(Spatial layout data)
::::

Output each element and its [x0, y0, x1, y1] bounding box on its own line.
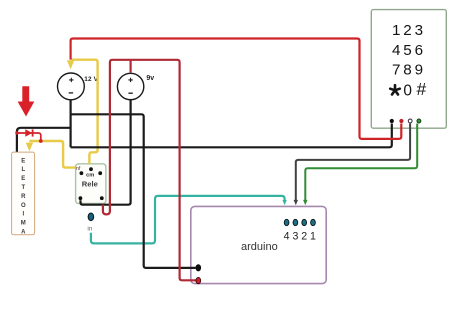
svg-text:3: 3 [415, 22, 423, 39]
arrowhead gray into arduino [294, 200, 298, 205]
svg-text:5: 5 [403, 42, 411, 59]
keypad pin white [408, 119, 412, 123]
arduino pin 4 [284, 219, 289, 225]
arrowhead teal into arduino [282, 200, 286, 205]
arduino pin red [196, 277, 201, 283]
svg-text:4: 4 [284, 230, 290, 242]
keypad U1 body [371, 10, 446, 129]
keypad pin black [390, 119, 394, 123]
keypad digits row 123 [392, 22, 423, 39]
svg-text:0: 0 [403, 83, 412, 100]
arrowhead yellow into 12V plus [67, 60, 74, 69]
svg-text:3: 3 [292, 230, 298, 242]
wire crimson stub to 9v plus [130, 60, 132, 73]
keypad digits row 456 [392, 42, 423, 59]
svg-text:T: T [21, 185, 25, 191]
svg-text:A: A [21, 230, 26, 236]
arrowhead yellow into electromagnet [26, 143, 33, 152]
wire black 12V minus down [69, 100, 71, 148]
svg-text:E: E [21, 176, 25, 182]
svg-text:Rele: Rele [82, 180, 98, 189]
wire red diode branch [17, 133, 41, 140]
wire black 9v minus to relay pin [81, 100, 131, 205]
annotation red block arrow [18, 86, 35, 116]
svg-text:6: 6 [415, 42, 423, 59]
svg-text:7: 7 [392, 62, 400, 79]
svg-text:1: 1 [310, 230, 316, 242]
svg-text:4: 4 [392, 42, 400, 59]
svg-text:9: 9 [415, 62, 423, 79]
svg-text:M: M [21, 221, 26, 227]
svg-text:E: E [21, 158, 25, 164]
relay pin top right [98, 171, 102, 175]
wire crimson 9v plus net to relay and arduino [103, 60, 196, 280]
keypad star key [390, 85, 400, 94]
wire yellow 12V plus to relay coil [72, 60, 98, 164]
relay K1 Rele body [76, 164, 106, 204]
wire teal relay in to arduino [91, 196, 285, 244]
relay in pin [88, 213, 94, 221]
electromagnet ELETROIMA body [12, 152, 35, 235]
wire gray keypad to arduino [296, 124, 410, 201]
arduino U2 body [191, 206, 326, 283]
arrowhead green into arduino [303, 200, 307, 205]
label ELETROIMA vertical letters [21, 158, 26, 235]
arduino pin 3 [293, 219, 298, 225]
keypad pin red [399, 119, 403, 123]
relay pin bottom left [79, 196, 83, 200]
relay pin top center [89, 167, 93, 171]
wire black keypad column to bus [71, 124, 392, 148]
junction node on black at diode [15, 131, 18, 134]
arduino pin 2 [302, 219, 307, 225]
power source V1 12V circle [58, 73, 85, 100]
svg-text:in: in [87, 225, 92, 232]
wire green keypad to arduino [305, 124, 417, 201]
wire black bus to arduino pin [71, 114, 196, 268]
svg-text:8: 8 [403, 62, 411, 79]
relay pin top left [80, 171, 84, 175]
relay pin bottom right [100, 196, 104, 200]
wire black electromagnet to bus [17, 128, 70, 152]
svg-text:1: 1 [392, 22, 400, 39]
svg-text:arduino: arduino [241, 241, 278, 253]
diode D1 [25, 129, 32, 136]
svg-text:2: 2 [403, 22, 411, 39]
svg-text:O: O [21, 203, 26, 209]
wire yellow junction to electromagnet and relay nf [29, 141, 75, 168]
svg-text:R: R [21, 194, 26, 200]
wire red keypad to 12V plus [71, 39, 402, 139]
svg-text:L: L [21, 167, 25, 173]
keypad digits row 789 [392, 62, 423, 79]
arduino pin 1 [311, 219, 316, 225]
power source V2 9v circle [117, 73, 143, 99]
junction node red-yellow [39, 139, 43, 143]
arduino pin black [196, 264, 202, 271]
svg-text:nf: nf [76, 166, 81, 172]
keypad pin green [417, 119, 421, 123]
svg-text:#: # [417, 79, 427, 99]
svg-text:cm: cm [86, 172, 94, 178]
svg-text:2: 2 [301, 230, 307, 242]
arduino pin labels 4 3 2 1 [284, 230, 316, 242]
svg-text:9v: 9v [146, 75, 154, 82]
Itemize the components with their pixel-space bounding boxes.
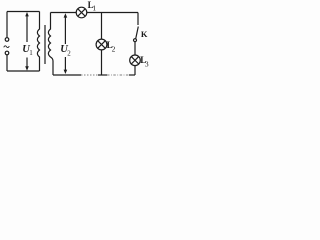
svg-text:3: 3 [145, 59, 149, 68]
svg-text:2: 2 [112, 44, 116, 53]
svg-text:K: K [141, 29, 148, 39]
svg-text:1: 1 [92, 3, 96, 12]
svg-text:2: 2 [67, 50, 71, 58]
svg-text:1: 1 [29, 49, 33, 57]
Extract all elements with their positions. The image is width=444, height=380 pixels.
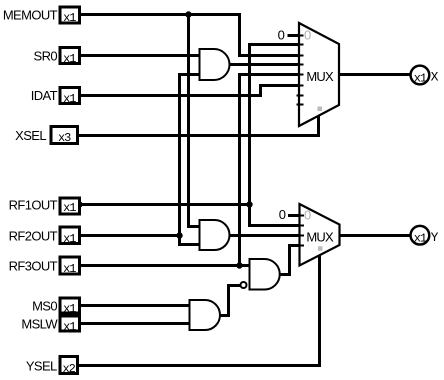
svg-text:MUX: MUX [306, 229, 334, 244]
wire constant 0 to MUX1 input0 [288, 34, 300, 37]
port box MSLW x1 [60, 316, 80, 331]
wire RF2OUT row [80, 234, 180, 237]
output pad Y x1 [411, 226, 430, 246]
wire RF3OUT row to U3 input1 [80, 264, 250, 267]
port box YSEL x2 [60, 357, 78, 374]
port box RF2OUT x1 [60, 227, 80, 244]
port box IDAT x1 [60, 88, 80, 104]
wire MEMOUT branch down to AND2 input1 [189, 15, 200, 227]
junction RF1OUT at box [76, 201, 82, 207]
svg-text:x1: x1 [63, 232, 76, 246]
svg-text:0: 0 [278, 28, 285, 43]
svg-text:x1: x1 [414, 231, 427, 245]
and-gate AND1 (SR0 AND RF2OUT) [200, 49, 230, 80]
svg-text:RF3OUT: RF3OUT [9, 259, 58, 274]
svg-text:XSEL: XSEL [15, 128, 46, 143]
port box SR0 x1 [60, 48, 80, 64]
svg-text:x1: x1 [63, 201, 76, 215]
wire RF1OUT branch up to MUX1 input1 and down to MUX2 input1 [250, 45, 300, 226]
port box XSEL x3 [51, 127, 78, 144]
svg-text:x1: x1 [63, 11, 76, 25]
junction MEMOUT branch [185, 11, 191, 17]
svg-text:0: 0 [279, 207, 286, 222]
svg-text:x2: x2 [62, 362, 75, 376]
svg-text:x1: x1 [63, 262, 76, 276]
port box MEMOUT x1 [60, 7, 80, 23]
svg-text:RF1OUT: RF1OUT [9, 198, 58, 213]
mux U6 MUX (Y output) [297, 204, 340, 266]
wire IDAT row with step up to MUX1 input5 [80, 86, 299, 96]
junction RF2OUT column [176, 232, 182, 238]
svg-text:x1: x1 [63, 302, 76, 316]
wire AND1 output to MUX1 input3 [230, 63, 300, 66]
wire AND4 output to U3 inverted input [220, 286, 241, 316]
wire RF1OUT row [80, 203, 250, 206]
wire XSEL select to MUX1 bottom [79, 114, 319, 136]
svg-text:MSLW: MSLW [21, 317, 58, 332]
svg-text:SR0: SR0 [34, 48, 58, 63]
svg-text:RF2OUT: RF2OUT [9, 228, 58, 243]
wire U3 output to MUX2 input3 [280, 246, 300, 275]
wire MUX2 output Y [340, 234, 412, 237]
inverter bubble on U3 input2 [241, 282, 247, 288]
port box MS0 x1 [60, 298, 80, 313]
svg-text:YSEL: YSEL [26, 359, 57, 374]
wire MUX1 output X [339, 73, 411, 76]
svg-text:x1: x1 [63, 52, 76, 66]
and-gate AND4 (MS0 AND MSLW) [190, 300, 221, 330]
wire constant 0 to MUX2 input0 [288, 214, 300, 217]
svg-text:x1: x1 [414, 71, 427, 85]
wire AND2 output to MUX2 input2 [230, 234, 300, 237]
port box RF1OUT x1 [60, 198, 80, 214]
junction RF3OUT column [236, 262, 242, 268]
wire YSEL select to MUX2 bottom [79, 254, 320, 366]
output pad X x1 [411, 66, 430, 86]
svg-text:x3: x3 [58, 131, 71, 145]
junction RF1OUT column [246, 201, 252, 207]
and-gate U3 (RF3OUT AND NOT ms) [250, 259, 280, 290]
wire RF2OUT branch up to AND1 input2 and down to AND2 input2 [180, 75, 200, 245]
svg-text:0: 0 [304, 208, 311, 223]
svg-text:x1: x1 [63, 92, 76, 106]
wire MEMOUT row and turn to MUX1 input2 [80, 15, 299, 56]
svg-text:IDAT: IDAT [31, 88, 58, 103]
wire SR0 to AND1 input1 [80, 54, 200, 57]
mux U5 MUX (X output) [297, 23, 340, 126]
wire MSLW to AND4 input2 [80, 322, 190, 325]
svg-text:0: 0 [304, 28, 311, 43]
and-gate AND2 (MEMOUT AND RF2OUT) [200, 220, 230, 250]
wire RF3OUT branch up to MUX1 input4 [240, 75, 300, 266]
svg-text:X: X [431, 70, 439, 85]
svg-text:MEMOUT: MEMOUT [3, 8, 58, 23]
port box RF3OUT x1 [60, 257, 80, 274]
svg-text:Y: Y [431, 230, 439, 245]
svg-text:MS0: MS0 [32, 299, 57, 314]
wire MS0 to AND4 input1 [80, 304, 190, 307]
svg-text:MUX: MUX [306, 69, 334, 84]
svg-text:x1: x1 [63, 320, 76, 334]
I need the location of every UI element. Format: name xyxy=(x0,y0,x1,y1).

::::

*AIM*:
Could you copy the records above word for word, starting at the line that contains "svg-text:3: 3 [415, 22, 423, 39]" and stopping after the line that contains "keypad star key [390, 85, 400, 94]"?

*ANSWER TO THIS PROBLEM*:
svg-text:3: 3 [415, 22, 423, 39]
arrowhead gray into arduino [294, 200, 298, 205]
svg-text:5: 5 [403, 42, 411, 59]
keypad pin white [408, 119, 412, 123]
arduino pin 4 [284, 219, 289, 225]
arrowhead teal into arduino [282, 200, 286, 205]
arduino pin red [196, 277, 201, 283]
svg-text:4: 4 [284, 230, 290, 242]
keypad U1 body [371, 10, 446, 129]
keypad pin black [390, 119, 394, 123]
keypad digits row 123 [392, 22, 423, 39]
svg-text:0: 0 [403, 83, 412, 100]
arrowhead yellow into 12V plus [67, 60, 74, 69]
svg-text:3: 3 [292, 230, 298, 242]
wire crimson stub to 9v plus [130, 60, 132, 73]
keypad digits row 456 [392, 42, 423, 59]
svg-text:T: T [21, 185, 25, 191]
svg-text:A: A [21, 230, 26, 236]
arrowhead yellow into electromagnet [26, 143, 33, 152]
wire black 12V minus down [69, 100, 71, 148]
svg-text:E: E [21, 176, 25, 182]
svg-text:Rele: Rele [82, 180, 98, 189]
wire red diode branch [17, 133, 41, 140]
wire black 9v minus to relay pin [81, 100, 131, 205]
annotation red block arrow [18, 86, 35, 116]
svg-text:6: 6 [415, 42, 423, 59]
svg-text:7: 7 [392, 62, 400, 79]
svg-text:1: 1 [310, 230, 316, 242]
svg-text:4: 4 [392, 42, 400, 59]
svg-text:9: 9 [415, 62, 423, 79]
svg-text:M: M [21, 221, 26, 227]
svg-text:E: E [21, 158, 25, 164]
relay pin top right [98, 171, 102, 175]
wire crimson 9v plus net to relay and arduino [103, 60, 196, 280]
keypad star key [390, 85, 400, 94]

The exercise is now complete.